Data for this exercise >>
◇ ◇ ◇
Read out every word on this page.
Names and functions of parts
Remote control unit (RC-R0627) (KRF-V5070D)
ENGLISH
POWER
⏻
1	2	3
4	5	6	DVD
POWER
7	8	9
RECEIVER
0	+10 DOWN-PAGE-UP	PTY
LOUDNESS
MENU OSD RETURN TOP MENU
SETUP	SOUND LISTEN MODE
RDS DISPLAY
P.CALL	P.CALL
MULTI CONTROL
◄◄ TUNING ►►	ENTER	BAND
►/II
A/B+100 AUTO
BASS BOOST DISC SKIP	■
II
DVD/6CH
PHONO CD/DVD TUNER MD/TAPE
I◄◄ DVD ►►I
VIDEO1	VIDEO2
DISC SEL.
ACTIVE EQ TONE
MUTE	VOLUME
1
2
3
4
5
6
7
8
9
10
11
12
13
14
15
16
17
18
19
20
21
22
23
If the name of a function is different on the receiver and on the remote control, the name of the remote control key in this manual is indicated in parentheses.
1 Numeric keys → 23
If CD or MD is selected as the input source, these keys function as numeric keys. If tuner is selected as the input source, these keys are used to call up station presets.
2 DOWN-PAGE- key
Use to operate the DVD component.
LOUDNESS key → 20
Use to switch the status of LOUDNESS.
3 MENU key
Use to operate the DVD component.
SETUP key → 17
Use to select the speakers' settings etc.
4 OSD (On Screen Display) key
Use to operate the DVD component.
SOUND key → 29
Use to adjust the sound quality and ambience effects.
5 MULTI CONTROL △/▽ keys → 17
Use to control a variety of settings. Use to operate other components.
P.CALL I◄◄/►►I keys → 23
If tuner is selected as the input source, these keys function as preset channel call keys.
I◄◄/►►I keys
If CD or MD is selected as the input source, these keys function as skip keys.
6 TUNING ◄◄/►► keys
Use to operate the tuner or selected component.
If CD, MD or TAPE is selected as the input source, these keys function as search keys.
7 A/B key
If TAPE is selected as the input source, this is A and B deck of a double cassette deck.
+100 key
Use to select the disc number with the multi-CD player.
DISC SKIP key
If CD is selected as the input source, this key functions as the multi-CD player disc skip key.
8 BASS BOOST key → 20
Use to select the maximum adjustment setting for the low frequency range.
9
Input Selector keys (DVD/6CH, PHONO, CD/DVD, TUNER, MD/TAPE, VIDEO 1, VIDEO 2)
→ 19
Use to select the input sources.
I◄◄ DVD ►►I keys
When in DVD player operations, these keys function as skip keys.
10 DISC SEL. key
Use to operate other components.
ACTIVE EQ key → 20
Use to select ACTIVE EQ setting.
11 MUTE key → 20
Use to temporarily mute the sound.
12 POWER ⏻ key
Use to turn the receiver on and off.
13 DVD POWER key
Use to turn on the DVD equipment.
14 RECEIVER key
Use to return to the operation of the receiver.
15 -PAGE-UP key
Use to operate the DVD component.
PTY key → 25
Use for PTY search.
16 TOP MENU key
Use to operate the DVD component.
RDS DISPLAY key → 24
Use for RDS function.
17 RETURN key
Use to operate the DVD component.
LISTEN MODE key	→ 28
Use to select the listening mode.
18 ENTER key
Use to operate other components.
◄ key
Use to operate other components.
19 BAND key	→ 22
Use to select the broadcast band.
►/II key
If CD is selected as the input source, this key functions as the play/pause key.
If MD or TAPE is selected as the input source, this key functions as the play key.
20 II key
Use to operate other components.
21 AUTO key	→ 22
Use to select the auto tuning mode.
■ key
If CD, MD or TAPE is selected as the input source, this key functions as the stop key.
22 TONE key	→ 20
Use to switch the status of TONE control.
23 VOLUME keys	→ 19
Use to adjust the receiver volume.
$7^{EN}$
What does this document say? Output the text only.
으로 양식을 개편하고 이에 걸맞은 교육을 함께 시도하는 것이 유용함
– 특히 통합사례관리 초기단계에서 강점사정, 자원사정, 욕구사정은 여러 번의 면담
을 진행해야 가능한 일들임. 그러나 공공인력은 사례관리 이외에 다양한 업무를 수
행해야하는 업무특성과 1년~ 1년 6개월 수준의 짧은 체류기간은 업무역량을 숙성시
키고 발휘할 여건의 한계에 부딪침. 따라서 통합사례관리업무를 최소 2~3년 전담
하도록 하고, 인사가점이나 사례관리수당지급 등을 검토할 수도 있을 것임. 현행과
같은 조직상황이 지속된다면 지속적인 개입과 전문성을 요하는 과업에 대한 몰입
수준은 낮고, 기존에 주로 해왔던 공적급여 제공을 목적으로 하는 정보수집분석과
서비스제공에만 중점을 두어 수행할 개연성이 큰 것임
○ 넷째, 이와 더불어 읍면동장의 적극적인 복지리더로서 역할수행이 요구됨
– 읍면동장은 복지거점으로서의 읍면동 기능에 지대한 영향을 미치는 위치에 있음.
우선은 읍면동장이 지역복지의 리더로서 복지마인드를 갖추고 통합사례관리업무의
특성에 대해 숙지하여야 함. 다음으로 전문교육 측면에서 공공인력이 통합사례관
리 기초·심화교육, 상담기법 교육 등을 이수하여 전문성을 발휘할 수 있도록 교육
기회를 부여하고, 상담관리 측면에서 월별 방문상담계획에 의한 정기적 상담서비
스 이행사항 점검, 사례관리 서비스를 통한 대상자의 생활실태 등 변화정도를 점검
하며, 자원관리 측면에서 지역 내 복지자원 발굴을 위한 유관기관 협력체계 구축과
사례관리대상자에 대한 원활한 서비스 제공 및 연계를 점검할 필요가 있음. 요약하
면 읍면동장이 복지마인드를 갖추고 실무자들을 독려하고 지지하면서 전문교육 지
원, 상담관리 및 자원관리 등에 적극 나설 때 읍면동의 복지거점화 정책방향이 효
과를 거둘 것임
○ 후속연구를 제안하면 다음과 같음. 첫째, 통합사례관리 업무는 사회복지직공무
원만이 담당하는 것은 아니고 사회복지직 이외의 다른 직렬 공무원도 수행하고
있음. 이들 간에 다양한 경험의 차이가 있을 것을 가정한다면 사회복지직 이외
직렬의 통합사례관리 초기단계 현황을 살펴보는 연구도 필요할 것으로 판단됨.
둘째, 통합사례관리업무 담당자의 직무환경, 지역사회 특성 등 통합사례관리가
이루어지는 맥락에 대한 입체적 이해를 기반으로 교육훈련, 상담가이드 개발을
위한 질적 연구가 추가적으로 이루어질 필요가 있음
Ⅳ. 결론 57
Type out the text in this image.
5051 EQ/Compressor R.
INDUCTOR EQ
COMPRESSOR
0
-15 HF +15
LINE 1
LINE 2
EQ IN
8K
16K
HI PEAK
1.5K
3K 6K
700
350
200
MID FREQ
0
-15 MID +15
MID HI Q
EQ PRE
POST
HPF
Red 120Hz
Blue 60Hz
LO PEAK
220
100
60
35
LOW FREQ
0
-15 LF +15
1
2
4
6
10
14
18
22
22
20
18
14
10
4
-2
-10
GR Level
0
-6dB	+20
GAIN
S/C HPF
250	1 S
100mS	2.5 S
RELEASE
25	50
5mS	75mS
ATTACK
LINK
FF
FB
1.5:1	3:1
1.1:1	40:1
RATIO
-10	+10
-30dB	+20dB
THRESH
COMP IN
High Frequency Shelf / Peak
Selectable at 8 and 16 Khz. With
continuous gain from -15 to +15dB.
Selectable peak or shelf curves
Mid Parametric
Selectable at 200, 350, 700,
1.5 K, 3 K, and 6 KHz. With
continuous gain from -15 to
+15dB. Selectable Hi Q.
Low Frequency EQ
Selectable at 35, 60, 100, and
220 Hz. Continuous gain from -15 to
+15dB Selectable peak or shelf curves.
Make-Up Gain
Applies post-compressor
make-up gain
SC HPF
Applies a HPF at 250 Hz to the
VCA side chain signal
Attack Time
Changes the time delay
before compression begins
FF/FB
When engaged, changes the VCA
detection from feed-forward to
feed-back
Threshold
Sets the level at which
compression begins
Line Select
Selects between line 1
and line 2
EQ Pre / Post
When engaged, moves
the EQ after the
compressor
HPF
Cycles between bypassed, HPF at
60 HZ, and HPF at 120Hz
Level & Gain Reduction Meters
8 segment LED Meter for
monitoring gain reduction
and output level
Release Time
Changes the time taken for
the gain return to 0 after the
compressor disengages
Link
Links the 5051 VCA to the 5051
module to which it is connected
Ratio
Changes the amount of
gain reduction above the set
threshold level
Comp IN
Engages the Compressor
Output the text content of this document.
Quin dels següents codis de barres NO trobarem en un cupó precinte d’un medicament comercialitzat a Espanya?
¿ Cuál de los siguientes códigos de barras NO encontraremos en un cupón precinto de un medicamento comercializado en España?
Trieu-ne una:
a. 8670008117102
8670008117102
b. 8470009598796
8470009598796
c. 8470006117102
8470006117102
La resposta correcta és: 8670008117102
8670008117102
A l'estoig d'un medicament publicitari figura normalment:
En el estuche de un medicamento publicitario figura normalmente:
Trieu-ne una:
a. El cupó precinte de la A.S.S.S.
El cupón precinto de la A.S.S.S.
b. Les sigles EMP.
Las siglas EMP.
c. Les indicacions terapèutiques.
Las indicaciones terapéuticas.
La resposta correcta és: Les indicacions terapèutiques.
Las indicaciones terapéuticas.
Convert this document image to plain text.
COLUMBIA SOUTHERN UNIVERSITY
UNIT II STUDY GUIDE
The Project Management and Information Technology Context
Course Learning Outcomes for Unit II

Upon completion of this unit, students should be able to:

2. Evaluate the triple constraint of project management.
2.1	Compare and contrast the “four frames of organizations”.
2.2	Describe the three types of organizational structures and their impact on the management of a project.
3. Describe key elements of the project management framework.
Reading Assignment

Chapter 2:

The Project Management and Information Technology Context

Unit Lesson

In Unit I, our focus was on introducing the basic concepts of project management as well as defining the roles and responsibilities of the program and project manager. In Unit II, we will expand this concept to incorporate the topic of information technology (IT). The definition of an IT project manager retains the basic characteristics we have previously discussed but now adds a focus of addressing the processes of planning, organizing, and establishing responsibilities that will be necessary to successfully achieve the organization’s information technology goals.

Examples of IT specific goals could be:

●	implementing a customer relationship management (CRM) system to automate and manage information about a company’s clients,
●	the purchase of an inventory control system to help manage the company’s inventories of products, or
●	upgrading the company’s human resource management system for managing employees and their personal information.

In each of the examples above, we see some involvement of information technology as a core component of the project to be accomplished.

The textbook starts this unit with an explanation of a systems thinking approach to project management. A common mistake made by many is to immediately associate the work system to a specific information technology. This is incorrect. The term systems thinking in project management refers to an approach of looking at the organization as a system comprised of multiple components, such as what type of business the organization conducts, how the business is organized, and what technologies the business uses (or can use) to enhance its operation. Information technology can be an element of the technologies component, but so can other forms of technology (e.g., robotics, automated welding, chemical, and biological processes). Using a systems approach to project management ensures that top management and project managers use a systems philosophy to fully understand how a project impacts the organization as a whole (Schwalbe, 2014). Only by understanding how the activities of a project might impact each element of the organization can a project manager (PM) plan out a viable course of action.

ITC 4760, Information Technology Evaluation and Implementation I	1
◇ ◇ ◇
Find every line with "selected" in the listing and state how many there are, nothing else.

10